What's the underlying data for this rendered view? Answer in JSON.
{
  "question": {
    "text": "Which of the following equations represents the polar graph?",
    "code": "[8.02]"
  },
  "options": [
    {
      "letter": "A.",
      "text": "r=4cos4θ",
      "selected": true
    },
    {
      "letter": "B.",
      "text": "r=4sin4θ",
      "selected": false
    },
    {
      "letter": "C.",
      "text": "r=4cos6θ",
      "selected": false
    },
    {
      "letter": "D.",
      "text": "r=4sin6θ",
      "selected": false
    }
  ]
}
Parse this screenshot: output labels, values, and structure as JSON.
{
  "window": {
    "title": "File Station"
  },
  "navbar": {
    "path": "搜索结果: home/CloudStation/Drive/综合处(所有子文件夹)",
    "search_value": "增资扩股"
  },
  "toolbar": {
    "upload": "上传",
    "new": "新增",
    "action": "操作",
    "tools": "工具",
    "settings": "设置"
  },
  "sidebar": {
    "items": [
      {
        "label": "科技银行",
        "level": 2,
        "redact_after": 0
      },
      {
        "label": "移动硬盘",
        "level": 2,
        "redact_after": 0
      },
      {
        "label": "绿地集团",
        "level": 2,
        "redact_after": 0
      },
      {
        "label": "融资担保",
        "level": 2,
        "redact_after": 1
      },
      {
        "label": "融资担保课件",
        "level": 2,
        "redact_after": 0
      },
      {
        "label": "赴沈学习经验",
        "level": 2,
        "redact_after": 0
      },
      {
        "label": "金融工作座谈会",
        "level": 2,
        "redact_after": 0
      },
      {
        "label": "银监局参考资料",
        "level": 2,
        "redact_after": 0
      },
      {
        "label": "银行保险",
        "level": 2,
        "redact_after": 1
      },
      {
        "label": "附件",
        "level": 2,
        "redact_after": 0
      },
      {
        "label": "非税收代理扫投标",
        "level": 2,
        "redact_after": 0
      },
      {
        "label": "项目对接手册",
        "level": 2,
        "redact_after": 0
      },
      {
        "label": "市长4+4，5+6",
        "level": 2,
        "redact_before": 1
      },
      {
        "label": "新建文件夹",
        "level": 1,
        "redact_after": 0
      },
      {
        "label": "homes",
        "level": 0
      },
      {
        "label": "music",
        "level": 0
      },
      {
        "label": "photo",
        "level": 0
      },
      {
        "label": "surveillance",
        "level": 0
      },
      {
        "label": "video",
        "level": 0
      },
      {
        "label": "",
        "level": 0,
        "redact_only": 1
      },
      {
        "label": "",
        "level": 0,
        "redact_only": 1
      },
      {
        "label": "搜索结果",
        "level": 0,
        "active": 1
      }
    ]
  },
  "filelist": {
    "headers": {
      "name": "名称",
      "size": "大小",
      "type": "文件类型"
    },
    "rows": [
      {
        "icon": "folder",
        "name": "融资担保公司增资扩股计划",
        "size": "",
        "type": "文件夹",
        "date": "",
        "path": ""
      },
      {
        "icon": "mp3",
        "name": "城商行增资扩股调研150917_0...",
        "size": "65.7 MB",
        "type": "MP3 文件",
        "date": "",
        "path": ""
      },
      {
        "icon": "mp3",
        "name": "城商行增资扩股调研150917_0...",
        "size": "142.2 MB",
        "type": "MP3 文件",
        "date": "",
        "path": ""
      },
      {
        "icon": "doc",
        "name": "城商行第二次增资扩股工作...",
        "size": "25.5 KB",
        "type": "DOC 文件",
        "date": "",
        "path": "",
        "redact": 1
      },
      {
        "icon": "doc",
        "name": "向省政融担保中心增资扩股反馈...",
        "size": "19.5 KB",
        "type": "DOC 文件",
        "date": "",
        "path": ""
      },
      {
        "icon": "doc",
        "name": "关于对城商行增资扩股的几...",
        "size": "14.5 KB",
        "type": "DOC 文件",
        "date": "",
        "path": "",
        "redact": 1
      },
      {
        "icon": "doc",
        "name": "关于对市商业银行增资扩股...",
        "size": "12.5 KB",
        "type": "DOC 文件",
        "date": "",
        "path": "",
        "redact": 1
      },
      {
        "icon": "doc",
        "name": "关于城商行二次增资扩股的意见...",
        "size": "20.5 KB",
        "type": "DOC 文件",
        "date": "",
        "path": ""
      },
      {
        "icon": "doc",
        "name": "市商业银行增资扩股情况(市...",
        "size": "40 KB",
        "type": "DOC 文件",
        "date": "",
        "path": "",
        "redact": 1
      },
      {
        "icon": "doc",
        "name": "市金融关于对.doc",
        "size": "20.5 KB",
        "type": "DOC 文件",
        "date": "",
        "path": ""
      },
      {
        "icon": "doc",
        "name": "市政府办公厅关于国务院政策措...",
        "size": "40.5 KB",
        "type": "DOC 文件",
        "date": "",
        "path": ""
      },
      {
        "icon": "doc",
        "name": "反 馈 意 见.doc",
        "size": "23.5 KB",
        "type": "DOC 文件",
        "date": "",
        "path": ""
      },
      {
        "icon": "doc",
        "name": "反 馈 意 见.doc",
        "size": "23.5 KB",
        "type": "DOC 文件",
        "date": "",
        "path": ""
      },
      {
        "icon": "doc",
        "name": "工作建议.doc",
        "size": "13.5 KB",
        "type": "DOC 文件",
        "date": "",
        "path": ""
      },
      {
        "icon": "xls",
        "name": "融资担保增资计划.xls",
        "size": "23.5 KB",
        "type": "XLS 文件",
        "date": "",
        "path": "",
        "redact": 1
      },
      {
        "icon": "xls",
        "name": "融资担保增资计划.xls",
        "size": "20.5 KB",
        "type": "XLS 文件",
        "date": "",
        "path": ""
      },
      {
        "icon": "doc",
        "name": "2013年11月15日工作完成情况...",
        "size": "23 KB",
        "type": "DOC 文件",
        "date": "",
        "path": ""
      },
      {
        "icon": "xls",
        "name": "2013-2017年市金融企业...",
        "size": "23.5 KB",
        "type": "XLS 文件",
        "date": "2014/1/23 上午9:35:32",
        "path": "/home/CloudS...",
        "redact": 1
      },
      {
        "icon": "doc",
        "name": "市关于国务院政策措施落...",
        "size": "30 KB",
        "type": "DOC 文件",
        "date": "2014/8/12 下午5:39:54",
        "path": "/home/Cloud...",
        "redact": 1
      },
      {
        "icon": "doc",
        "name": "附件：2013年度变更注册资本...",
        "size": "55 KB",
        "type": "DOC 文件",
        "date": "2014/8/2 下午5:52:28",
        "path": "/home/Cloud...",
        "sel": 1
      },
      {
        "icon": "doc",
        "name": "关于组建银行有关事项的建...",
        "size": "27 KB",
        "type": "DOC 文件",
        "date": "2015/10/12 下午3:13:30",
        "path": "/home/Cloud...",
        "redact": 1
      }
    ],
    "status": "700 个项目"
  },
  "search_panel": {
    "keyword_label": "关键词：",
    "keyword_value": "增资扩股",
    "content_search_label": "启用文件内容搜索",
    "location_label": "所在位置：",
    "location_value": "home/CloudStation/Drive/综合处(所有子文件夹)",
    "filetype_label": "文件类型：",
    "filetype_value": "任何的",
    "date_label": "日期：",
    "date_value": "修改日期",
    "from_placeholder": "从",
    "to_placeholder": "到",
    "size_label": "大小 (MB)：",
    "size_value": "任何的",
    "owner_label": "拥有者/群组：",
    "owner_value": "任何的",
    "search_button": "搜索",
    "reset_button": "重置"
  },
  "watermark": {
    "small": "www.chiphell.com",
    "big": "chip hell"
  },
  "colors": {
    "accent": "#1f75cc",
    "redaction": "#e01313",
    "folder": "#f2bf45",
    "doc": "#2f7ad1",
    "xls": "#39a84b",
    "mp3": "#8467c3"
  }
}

--*--

> **SHORT TASK**
Type the material above out again, exactly.

> **THE SOLUTION**
What's the underlying data for this rendered view? Answer in JSON.
{
  "question": {
    "text": "Which of the following equations represents the polar graph?",
    "code": "[8.02]"
  },
  "options": [
    {
      "letter": "A.",
      "text": "r=4cos4θ",
      "selected": true
    },
    {
      "letter": "B.",
      "text": "r=4sin4θ",
      "selected": false
    },
    {
      "letter": "C.",
      "text": "r=4cos6θ",
      "selected": false
    },
    {
      "letter": "D.",
      "text": "r=4sin6θ",
      "selected": false
    }
  ]
}
Parse this screenshot: output labels, values, and structure as JSON.
{
  "window": {
    "title": "File Station"
  },
  "navbar": {
    "path": "搜索结果: home/CloudStation/Drive/综合处(所有子文件夹)",
    "search_value": "增资扩股"
  },
  "toolbar": {
    "upload": "上传",
    "new": "新增",
    "action": "操作",
    "tools": "工具",
    "settings": "设置"
  },
  "sidebar": {
    "items": [
      {
        "label": "科技银行",
        "level": 2,
        "redact_after": 0
      },
      {
        "label": "移动硬盘",
        "level": 2,
        "redact_after": 0
      },
      {
        "label": "绿地集团",
        "level": 2,
        "redact_after": 0
      },
      {
        "label": "融资担保",
        "level": 2,
        "redact_after": 1
      },
      {
        "label": "融资担保课件",
        "level": 2,
        "redact_after": 0
      },
      {
        "label": "赴沈学习经验",
        "level": 2,
        "redact_after": 0
      },
      {
        "label": "金融工作座谈会",
        "level": 2,
        "redact_after": 0
      },
      {
        "label": "银监局参考资料",
        "level": 2,
        "redact_after": 0
      },
      {
        "label": "银行保险",
        "level": 2,
        "redact_after": 1
      },
      {
        "label": "附件",
        "level": 2,
        "redact_after": 0
      },
      {
        "label": "非税收代理扫投标",
        "level": 2,
        "redact_after": 0
      },
      {
        "label": "项目对接手册",
        "level": 2,
        "redact_after": 0
      },
      {
        "label": "市长4+4，5+6",
        "level": 2,
        "redact_before": 1
      },
      {
        "label": "新建文件夹",
        "level": 1,
        "redact_after": 0
      },
      {
        "label": "homes",
        "level": 0
      },
      {
        "label": "music",
        "level": 0
      },
      {
        "label": "photo",
        "level": 0
      },
      {
        "label": "surveillance",
        "level": 0
      },
      {
        "label": "video",
        "level": 0
      },
      {
        "label": "",
        "level": 0,
        "redact_only": 1
      },
      {
        "label": "",
        "level": 0,
        "redact_only": 1
      },
      {
        "label": "搜索结果",
        "level": 0,
        "active": 1
      }
    ]
  },
  "filelist": {
    "headers": {
      "name": "名称",
      "size": "大小",
      "type": "文件类型"
    },
    "rows": [
      {
        "icon": "folder",
        "name": "融资担保公司增资扩股计划",
        "size": "",
        "type": "文件夹",
        "date": "",
        "path": ""
      },
      {
        "icon": "mp3",
        "name": "城商行增资扩股调研150917_0...",
        "size": "65.7 MB",
        "type": "MP3 文件",
        "date": "",
        "path": ""
      },
      {
        "icon": "mp3",
        "name": "城商行增资扩股调研150917_0...",
        "size": "142.2 MB",
        "type": "MP3 文件",
        "date": "",
        "path": ""
      },
      {
        "icon": "doc",
        "name": "城商行第二次增资扩股工作...",
        "size": "25.5 KB",
        "type": "DOC 文件",
        "date": "",
        "path": "",
        "redact": 1
      },
      {
        "icon": "doc",
        "name": "向省政融担保中心增资扩股反馈...",
        "size": "19.5 KB",
        "type": "DOC 文件",
        "date": "",
        "path": ""
      },
      {
        "icon": "doc",
        "name": "关于对城商行增资扩股的几...",
        "size": "14.5 KB",
        "type": "DOC 文件",
        "date": "",
        "path": "",
        "redact": 1
      },
      {
        "icon": "doc",
        "name": "关于对市商业银行增资扩股...",
        "size": "12.5 KB",
        "type": "DOC 文件",
        "date": "",
        "path": "",
        "redact": 1
      },
      {
        "icon": "doc",
        "name": "关于城商行二次增资扩股的意见...",
        "size": "20.5 KB",
        "type": "DOC 文件",
        "date": "",
        "path": ""
      },
      {
        "icon": "doc",
        "name": "市商业银行增资扩股情况(市...",
        "size": "40 KB",
        "type": "DOC 文件",
        "date": "",
        "path": "",
        "redact": 1
      },
      {
        "icon": "doc",
        "name": "市金融关于对.doc",
        "size": "20.5 KB",
        "type": "DOC 文件",
        "date": "",
        "path": ""
      },
      {
        "icon": "doc",
        "name": "市政府办公厅关于国务院政策措...",
        "size": "40.5 KB",
        "type": "DOC 文件",
        "date": "",
        "path": ""
      },
      {
        "icon": "doc",
        "name": "反 馈 意 见.doc",
        "size": "23.5 KB",
        "type": "DOC 文件",
        "date": "",
        "path": ""
      },
      {
        "icon": "doc",
        "name": "反 馈 意 见.doc",
        "size": "23.5 KB",
        "type": "DOC 文件",
        "date": "",
        "path": ""
      },
      {
        "icon": "doc",
        "name": "工作建议.doc",
        "size": "13.5 KB",
        "type": "DOC 文件",
        "date": "",
        "path": ""
      },
      {
        "icon": "xls",
        "name": "融资担保增资计划.xls",
        "size": "23.5 KB",
        "type": "XLS 文件",
        "date": "",
        "path": "",
        "redact": 1
      },
      {
        "icon": "xls",
        "name": "融资担保增资计划.xls",
        "size": "20.5 KB",
        "type": "XLS 文件",
        "date": "",
        "path": ""
      },
      {
        "icon": "doc",
        "name": "2013年11月15日工作完成情况...",
        "size": "23 KB",
        "type": "DOC 文件",
        "date": "",
        "path": ""
      },
      {
        "icon": "xls",
        "name": "2013-2017年市金融企业...",
        "size": "23.5 KB",
        "type": "XLS 文件",
        "date": "2014/1/23 上午9:35:32",
        "path": "/home/CloudS...",
        "redact": 1
      },
      {
        "icon": "doc",
        "name": "市关于国务院政策措施落...",
        "size": "30 KB",
        "type": "DOC 文件",
        "date": "2014/8/12 下午5:39:54",
        "path": "/home/Cloud...",
        "redact": 1
      },
      {
        "icon": "doc",
        "name": "附件：2013年度变更注册资本...",
        "size": "55 KB",
        "type": "DOC 文件",
        "date": "2014/8/2 下午5:52:28",
        "path": "/home/Cloud...",
        "sel": 1
      },
      {
        "icon": "doc",
        "name": "关于组建银行有关事项的建...",
        "size": "27 KB",
        "type": "DOC 文件",
        "date": "2015/10/12 下午3:13:30",
        "path": "/home/Cloud...",
        "redact": 1
      }
    ],
    "status": "700 个项目"
  },
  "search_panel": {
    "keyword_label": "关键词：",
    "keyword_value": "增资扩股",
    "content_search_label": "启用文件内容搜索",
    "location_label": "所在位置：",
    "location_value": "home/CloudStation/Drive/综合处(所有子文件夹)",
    "filetype_label": "文件类型：",
    "filetype_value": "任何的",
    "date_label": "日期：",
    "date_value": "修改日期",
    "from_placeholder": "从",
    "to_placeholder": "到",
    "size_label": "大小 (MB)：",
    "size_value": "任何的",
    "owner_label": "拥有者/群组：",
    "owner_value": "任何的",
    "search_button": "搜索",
    "reset_button": "重置"
  },
  "watermark": {
    "small": "www.chiphell.com",
    "big": "chip hell"
  },
  "colors": {
    "accent": "#1f75cc",
    "redaction": "#e01313",
    "folder": "#f2bf45",
    "doc": "#2f7ad1",
    "xls": "#39a84b",
    "mp3": "#8467c3"
  }
}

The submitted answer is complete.